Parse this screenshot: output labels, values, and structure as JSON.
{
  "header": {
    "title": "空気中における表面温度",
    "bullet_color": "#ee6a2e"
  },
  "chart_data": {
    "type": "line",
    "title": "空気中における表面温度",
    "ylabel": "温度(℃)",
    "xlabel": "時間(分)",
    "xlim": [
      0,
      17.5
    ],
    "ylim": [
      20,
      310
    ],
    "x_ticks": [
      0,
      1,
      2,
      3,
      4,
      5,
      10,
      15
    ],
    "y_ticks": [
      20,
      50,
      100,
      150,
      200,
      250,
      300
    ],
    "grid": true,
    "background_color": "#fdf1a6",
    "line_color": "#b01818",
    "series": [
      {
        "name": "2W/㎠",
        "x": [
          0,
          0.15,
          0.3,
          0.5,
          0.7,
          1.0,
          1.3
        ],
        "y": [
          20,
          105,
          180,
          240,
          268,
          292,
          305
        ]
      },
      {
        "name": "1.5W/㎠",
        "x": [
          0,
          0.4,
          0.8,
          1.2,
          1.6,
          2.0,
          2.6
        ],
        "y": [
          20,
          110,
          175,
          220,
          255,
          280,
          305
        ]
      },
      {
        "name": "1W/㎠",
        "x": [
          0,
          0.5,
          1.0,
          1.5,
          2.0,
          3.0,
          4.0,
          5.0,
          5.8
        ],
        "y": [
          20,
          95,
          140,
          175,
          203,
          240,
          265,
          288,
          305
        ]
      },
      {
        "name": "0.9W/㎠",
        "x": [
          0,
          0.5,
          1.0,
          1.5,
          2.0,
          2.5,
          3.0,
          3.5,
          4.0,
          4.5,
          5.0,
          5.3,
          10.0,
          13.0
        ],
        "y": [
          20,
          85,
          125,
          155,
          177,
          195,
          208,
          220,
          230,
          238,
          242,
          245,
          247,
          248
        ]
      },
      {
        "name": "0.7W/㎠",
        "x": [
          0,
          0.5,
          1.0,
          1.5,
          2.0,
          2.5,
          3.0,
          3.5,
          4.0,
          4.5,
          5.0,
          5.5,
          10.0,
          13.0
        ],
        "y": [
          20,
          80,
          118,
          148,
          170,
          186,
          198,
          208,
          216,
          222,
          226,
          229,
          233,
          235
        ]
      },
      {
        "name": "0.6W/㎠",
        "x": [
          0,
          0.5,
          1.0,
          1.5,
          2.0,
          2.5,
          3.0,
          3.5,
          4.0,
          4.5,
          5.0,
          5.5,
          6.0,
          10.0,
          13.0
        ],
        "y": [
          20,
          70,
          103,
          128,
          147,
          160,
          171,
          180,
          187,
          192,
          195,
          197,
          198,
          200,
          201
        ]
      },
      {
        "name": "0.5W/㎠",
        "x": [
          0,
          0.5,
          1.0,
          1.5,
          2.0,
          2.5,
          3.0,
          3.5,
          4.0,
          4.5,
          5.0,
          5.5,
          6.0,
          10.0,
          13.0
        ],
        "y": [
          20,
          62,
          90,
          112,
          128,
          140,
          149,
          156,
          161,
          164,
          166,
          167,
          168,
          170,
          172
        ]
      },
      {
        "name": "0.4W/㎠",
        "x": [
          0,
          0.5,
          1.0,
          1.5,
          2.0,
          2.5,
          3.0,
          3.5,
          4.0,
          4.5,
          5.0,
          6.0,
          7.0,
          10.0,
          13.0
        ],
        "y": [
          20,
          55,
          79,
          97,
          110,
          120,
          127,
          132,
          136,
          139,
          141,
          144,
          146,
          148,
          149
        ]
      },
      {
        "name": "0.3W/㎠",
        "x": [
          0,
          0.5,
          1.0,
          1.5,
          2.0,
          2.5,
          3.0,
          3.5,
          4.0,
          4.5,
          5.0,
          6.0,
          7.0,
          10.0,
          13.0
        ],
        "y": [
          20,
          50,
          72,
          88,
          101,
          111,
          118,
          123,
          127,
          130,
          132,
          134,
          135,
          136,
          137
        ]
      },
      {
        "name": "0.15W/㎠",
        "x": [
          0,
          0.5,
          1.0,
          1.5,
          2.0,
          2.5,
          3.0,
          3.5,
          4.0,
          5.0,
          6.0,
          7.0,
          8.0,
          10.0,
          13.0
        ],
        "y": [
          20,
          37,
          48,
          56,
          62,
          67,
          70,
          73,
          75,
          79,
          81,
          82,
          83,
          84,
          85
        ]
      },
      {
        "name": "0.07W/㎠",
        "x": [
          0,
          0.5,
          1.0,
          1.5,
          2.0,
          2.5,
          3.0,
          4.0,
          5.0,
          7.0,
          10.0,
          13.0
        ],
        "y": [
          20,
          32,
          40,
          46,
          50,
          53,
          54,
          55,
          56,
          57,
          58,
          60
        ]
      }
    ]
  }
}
.....
# SET TASK
Your task is to pick out every line with the string "name" and copy it.

# WRITTEN REPLY
        "name": "2W/㎠",
        "name": "1.5W/㎠",
        "name": "1W/㎠",
        "name": "0.9W/㎠",
        "name": "0.7W/㎠",
        "name": "0.6W/㎠",
        "name": "0.5W/㎠",
        "name": "0.4W/㎠",
        "name": "0.3W/㎠",
        "name": "0.15W/㎠",
        "name": "0.07W/㎠",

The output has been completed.